DATA SHOWN:
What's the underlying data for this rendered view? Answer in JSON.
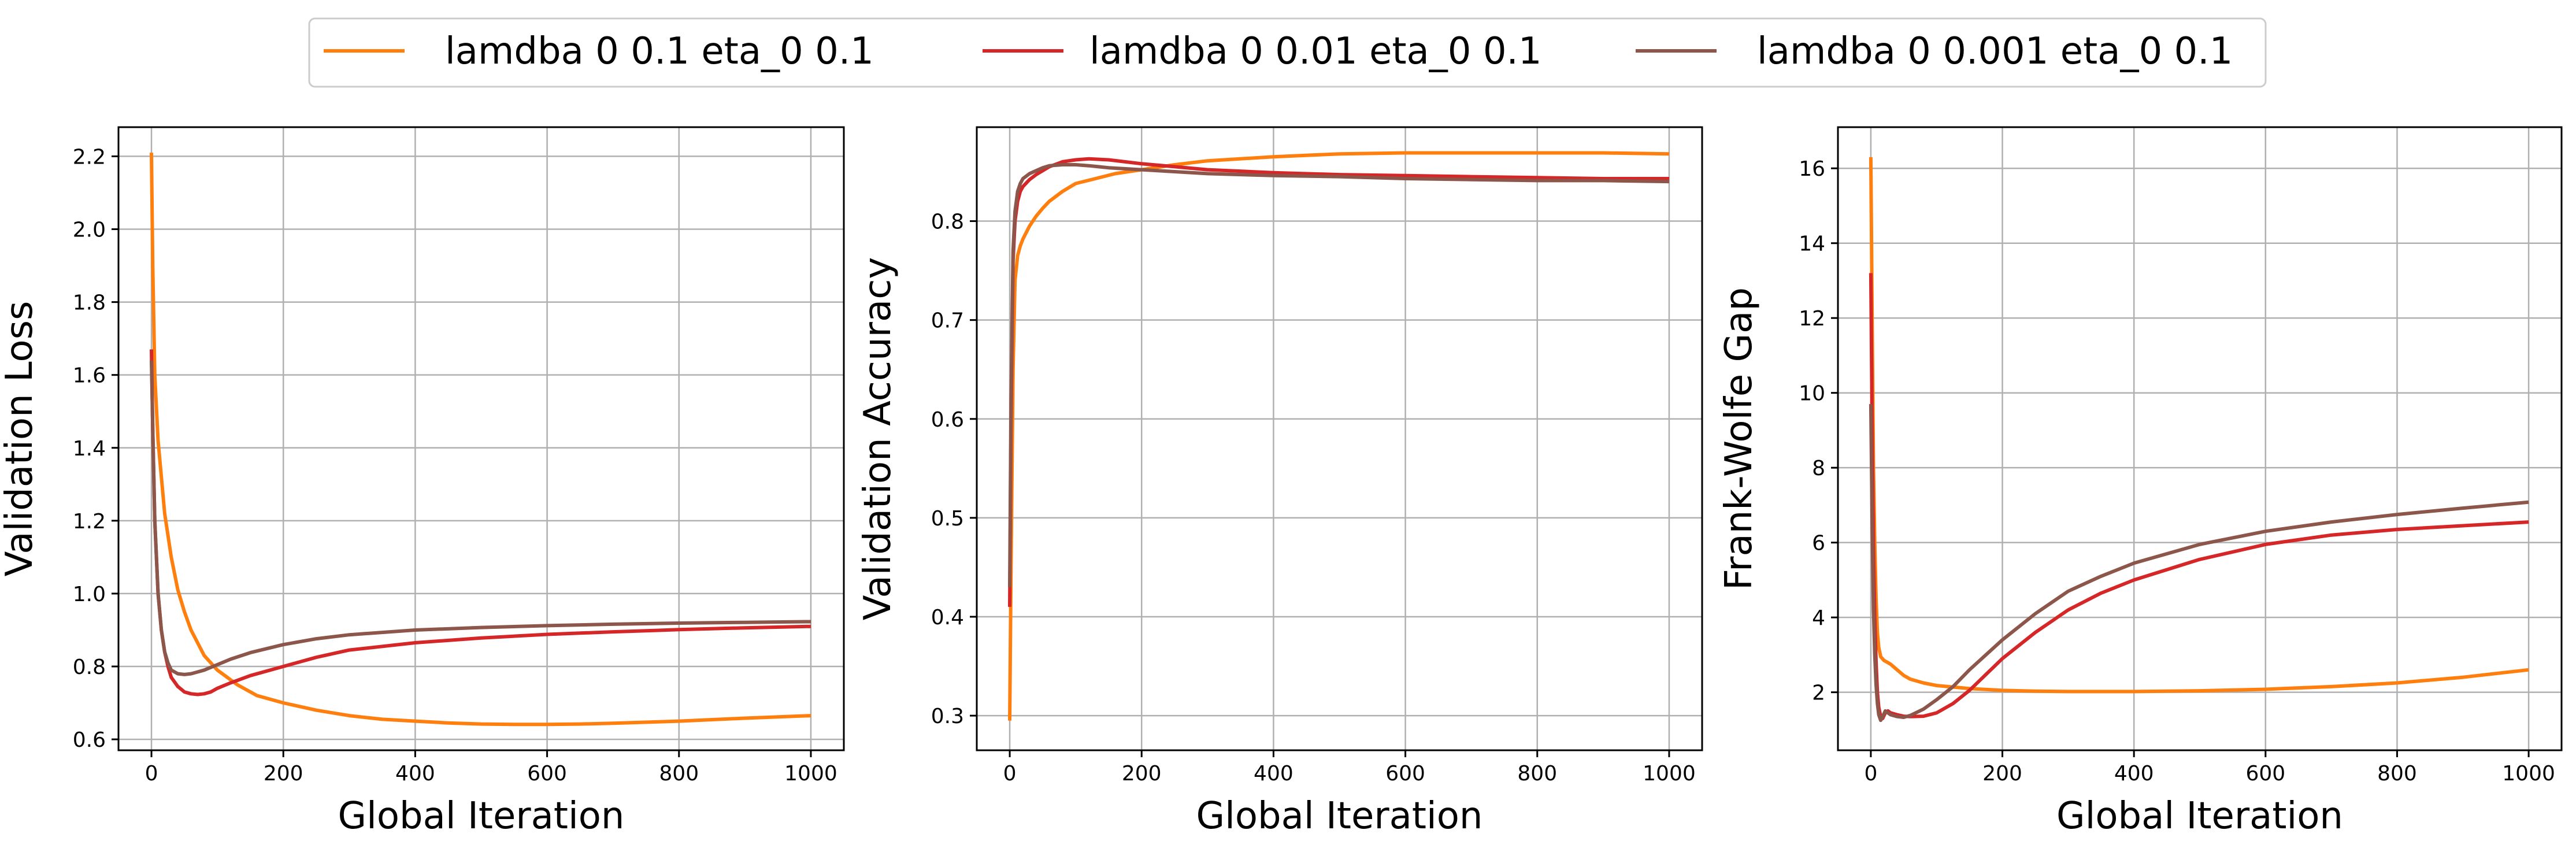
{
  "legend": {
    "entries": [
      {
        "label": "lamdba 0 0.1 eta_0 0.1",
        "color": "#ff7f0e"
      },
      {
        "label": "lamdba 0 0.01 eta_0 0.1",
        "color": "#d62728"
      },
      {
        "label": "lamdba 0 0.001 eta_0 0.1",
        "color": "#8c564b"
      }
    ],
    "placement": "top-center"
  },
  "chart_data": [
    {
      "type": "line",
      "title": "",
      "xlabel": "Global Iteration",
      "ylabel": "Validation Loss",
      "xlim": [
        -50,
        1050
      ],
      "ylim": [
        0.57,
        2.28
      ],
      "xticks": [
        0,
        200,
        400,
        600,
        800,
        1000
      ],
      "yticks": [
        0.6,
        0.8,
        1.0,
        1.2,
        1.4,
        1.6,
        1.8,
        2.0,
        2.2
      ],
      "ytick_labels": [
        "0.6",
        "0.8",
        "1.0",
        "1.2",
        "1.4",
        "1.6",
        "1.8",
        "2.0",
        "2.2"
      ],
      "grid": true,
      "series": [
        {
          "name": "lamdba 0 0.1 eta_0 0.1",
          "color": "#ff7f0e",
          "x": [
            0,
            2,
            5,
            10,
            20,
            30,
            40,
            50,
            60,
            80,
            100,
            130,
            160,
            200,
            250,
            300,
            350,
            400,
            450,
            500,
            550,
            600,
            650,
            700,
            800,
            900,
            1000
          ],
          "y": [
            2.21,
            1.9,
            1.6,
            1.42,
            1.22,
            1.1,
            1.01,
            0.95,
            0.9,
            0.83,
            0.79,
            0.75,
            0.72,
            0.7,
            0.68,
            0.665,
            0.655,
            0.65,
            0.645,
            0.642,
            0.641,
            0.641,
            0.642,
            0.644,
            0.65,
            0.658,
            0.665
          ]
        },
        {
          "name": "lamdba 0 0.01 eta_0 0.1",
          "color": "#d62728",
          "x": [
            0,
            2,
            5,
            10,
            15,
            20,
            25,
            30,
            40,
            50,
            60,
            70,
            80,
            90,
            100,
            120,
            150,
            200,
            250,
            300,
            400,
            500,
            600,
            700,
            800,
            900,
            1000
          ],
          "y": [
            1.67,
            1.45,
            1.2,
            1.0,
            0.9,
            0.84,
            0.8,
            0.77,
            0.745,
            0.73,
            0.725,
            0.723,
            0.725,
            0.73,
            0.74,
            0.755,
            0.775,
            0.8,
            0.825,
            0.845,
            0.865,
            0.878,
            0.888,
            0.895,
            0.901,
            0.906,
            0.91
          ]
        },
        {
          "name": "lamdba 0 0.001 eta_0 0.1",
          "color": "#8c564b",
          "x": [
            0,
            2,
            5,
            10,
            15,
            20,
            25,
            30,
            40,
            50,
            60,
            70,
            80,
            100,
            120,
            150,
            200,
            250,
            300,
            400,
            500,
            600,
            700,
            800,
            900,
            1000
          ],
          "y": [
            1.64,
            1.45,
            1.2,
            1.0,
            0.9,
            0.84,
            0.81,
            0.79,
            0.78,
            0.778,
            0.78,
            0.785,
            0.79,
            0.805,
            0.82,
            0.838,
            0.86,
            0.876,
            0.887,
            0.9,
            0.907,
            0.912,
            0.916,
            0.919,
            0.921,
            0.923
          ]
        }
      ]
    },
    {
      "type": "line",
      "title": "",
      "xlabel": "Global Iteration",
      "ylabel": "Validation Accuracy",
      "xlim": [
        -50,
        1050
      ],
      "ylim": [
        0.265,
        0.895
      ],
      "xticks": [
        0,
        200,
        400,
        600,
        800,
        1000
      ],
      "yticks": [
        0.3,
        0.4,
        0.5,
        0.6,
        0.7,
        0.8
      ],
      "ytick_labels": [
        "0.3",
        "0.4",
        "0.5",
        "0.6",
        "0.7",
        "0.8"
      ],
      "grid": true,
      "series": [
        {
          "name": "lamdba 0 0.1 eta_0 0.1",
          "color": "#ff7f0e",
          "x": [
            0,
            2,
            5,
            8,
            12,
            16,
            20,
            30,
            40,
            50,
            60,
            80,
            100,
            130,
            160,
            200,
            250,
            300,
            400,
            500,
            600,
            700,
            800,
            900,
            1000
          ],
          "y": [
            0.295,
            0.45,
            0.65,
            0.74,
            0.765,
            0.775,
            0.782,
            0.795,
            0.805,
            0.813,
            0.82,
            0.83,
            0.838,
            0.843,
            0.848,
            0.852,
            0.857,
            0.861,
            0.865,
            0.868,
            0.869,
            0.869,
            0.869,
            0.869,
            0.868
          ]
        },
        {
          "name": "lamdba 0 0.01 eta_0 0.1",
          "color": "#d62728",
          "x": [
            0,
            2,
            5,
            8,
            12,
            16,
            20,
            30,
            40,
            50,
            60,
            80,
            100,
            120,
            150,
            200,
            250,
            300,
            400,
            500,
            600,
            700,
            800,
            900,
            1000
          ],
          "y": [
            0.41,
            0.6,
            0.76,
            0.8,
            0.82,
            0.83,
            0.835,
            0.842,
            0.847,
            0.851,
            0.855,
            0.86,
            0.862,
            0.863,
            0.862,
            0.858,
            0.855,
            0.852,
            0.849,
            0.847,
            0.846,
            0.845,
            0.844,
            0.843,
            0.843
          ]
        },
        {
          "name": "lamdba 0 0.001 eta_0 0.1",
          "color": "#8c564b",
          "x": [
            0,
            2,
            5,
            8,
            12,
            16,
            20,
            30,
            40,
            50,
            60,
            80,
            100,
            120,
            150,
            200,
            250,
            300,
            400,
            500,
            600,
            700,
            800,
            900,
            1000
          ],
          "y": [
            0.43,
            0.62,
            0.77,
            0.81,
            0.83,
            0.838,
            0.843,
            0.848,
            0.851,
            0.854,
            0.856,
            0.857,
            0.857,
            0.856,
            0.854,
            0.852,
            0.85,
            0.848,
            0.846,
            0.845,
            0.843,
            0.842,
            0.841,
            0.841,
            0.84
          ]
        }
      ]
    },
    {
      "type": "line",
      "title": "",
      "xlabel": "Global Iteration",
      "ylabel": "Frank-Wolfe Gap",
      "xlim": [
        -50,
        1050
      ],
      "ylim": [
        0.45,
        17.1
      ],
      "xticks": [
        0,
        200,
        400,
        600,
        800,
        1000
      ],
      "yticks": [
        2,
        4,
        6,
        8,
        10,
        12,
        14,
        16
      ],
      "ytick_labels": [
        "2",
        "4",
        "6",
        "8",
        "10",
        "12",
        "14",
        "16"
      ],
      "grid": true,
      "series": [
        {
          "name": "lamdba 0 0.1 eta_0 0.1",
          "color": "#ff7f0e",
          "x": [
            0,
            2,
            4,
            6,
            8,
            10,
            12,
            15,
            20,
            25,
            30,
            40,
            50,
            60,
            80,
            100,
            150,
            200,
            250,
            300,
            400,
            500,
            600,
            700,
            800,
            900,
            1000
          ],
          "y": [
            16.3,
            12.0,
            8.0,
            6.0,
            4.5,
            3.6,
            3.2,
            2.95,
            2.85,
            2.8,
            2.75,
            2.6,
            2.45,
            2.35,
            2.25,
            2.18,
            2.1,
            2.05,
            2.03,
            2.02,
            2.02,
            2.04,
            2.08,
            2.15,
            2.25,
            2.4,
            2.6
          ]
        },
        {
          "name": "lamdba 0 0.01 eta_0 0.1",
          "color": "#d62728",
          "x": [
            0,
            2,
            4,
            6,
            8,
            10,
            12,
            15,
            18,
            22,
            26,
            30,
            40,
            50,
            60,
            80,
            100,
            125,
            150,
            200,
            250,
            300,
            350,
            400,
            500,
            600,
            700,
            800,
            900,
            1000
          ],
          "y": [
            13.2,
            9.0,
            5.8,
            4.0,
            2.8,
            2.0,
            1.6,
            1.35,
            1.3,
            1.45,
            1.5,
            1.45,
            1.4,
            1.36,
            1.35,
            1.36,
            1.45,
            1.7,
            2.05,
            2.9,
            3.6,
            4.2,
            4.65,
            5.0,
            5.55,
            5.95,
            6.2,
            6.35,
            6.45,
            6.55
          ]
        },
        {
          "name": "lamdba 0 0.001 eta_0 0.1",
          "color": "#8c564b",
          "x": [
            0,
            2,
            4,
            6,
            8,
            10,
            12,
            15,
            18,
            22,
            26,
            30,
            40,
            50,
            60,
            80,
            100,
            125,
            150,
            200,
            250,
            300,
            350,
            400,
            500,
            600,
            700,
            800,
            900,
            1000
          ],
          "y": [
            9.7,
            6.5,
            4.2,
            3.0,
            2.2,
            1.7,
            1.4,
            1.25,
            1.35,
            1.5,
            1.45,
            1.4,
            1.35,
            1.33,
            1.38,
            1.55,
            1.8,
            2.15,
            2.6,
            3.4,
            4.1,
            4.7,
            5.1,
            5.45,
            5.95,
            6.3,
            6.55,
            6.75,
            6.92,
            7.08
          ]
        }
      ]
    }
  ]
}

---

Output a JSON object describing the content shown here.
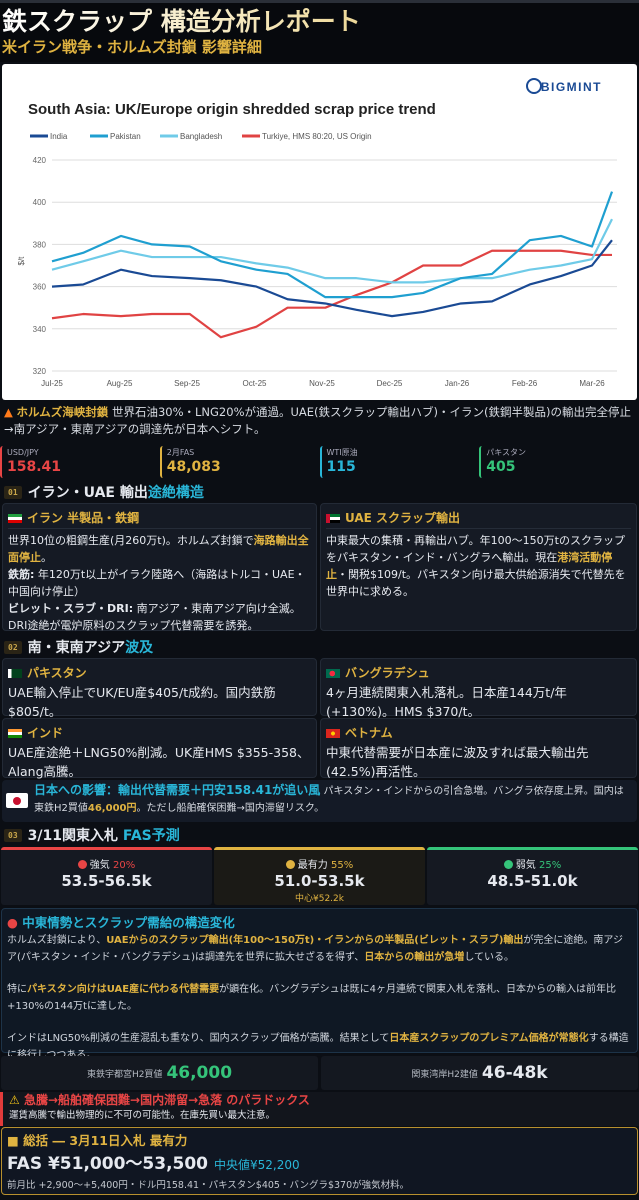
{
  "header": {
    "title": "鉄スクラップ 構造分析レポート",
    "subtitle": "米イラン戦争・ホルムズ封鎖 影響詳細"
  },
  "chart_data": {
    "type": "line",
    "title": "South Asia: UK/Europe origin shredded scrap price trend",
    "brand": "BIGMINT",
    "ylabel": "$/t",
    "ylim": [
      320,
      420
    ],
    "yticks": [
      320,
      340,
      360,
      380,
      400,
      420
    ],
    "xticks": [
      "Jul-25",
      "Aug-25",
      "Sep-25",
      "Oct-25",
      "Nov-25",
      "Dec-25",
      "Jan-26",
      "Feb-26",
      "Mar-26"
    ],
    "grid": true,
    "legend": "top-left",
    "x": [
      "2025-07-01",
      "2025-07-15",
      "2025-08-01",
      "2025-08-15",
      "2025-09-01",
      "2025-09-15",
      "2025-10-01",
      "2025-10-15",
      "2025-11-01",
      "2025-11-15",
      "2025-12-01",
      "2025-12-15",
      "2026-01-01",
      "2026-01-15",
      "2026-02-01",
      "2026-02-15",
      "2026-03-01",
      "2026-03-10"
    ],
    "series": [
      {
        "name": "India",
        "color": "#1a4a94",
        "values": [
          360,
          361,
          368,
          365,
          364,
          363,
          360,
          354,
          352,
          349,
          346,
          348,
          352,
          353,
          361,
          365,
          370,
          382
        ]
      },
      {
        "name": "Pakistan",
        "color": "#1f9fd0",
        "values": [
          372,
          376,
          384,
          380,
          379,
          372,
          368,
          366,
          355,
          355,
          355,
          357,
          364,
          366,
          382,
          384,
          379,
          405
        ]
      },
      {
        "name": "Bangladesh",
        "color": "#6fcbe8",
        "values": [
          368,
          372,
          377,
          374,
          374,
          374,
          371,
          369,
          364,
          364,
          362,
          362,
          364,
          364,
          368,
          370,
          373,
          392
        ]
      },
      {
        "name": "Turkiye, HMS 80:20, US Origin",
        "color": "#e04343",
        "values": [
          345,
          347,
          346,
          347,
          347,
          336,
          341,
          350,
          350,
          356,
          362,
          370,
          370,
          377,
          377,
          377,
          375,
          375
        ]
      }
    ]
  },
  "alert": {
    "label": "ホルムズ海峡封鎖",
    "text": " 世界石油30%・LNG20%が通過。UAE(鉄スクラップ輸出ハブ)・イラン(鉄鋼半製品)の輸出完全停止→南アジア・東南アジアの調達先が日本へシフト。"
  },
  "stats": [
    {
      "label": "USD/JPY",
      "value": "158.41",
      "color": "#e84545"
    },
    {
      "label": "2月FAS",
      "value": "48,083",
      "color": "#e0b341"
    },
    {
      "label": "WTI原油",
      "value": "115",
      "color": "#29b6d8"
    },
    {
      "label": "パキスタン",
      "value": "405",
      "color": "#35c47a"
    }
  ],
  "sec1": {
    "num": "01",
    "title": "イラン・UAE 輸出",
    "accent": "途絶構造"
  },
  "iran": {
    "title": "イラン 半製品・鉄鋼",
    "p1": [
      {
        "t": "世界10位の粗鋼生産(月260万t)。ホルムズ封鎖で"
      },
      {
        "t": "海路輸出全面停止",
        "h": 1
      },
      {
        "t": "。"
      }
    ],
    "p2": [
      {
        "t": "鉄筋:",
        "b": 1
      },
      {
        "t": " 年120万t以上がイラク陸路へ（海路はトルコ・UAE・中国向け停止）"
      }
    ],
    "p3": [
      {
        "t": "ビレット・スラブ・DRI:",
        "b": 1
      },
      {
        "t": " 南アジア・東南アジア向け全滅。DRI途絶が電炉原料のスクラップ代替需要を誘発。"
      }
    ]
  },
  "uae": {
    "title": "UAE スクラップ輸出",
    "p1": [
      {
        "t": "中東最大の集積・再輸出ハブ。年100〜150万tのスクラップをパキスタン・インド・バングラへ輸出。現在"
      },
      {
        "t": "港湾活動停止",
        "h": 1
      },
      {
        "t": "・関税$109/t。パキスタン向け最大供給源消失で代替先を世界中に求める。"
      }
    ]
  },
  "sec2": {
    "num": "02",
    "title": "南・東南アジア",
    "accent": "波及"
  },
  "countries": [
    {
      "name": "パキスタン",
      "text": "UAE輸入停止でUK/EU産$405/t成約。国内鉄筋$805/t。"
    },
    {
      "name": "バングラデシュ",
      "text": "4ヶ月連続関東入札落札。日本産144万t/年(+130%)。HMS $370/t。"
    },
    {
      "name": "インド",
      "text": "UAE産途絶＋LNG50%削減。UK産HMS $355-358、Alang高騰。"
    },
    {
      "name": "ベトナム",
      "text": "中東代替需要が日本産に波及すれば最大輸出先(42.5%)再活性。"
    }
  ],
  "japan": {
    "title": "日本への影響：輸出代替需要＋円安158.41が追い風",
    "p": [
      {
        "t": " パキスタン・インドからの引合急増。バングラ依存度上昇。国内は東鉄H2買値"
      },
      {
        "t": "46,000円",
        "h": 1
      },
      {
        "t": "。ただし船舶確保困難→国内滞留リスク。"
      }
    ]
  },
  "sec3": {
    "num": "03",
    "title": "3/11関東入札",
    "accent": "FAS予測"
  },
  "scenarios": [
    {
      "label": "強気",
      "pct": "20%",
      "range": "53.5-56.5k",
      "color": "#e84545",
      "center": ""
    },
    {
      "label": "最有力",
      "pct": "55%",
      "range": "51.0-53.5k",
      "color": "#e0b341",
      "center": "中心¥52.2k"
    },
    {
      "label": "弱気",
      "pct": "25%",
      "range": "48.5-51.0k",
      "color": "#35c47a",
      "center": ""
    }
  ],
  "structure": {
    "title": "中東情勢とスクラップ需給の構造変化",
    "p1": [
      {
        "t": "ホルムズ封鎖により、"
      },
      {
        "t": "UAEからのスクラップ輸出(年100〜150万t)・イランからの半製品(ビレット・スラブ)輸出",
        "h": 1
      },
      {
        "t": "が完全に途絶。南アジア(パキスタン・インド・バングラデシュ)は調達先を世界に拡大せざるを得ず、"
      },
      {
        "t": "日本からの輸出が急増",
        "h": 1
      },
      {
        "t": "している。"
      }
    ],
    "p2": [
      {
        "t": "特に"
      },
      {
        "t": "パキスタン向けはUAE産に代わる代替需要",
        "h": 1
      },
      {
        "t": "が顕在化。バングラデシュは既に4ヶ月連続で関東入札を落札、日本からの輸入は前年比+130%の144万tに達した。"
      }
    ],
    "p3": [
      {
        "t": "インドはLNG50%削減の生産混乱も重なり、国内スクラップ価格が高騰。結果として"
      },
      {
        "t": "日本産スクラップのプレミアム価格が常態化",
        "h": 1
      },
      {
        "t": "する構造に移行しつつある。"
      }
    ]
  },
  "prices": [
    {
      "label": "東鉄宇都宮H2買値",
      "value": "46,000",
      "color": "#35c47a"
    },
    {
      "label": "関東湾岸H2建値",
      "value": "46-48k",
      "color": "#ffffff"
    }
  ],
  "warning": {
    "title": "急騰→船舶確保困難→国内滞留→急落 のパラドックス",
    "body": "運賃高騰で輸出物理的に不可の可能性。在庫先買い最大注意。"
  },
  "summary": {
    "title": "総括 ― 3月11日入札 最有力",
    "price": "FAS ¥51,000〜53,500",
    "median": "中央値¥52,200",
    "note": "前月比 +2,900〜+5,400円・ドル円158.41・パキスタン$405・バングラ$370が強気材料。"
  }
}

YOUR INSTRUCTIONS:
Write out every line of the listing that holds the word "ylabel".

OUTPUT OF THE TASK:
      "ylabel": "Validation Loss",
      "ylabel": "Validation Accuracy",
      "ylabel": "Frank-Wolfe Gap",
    "ylabel": "$/t",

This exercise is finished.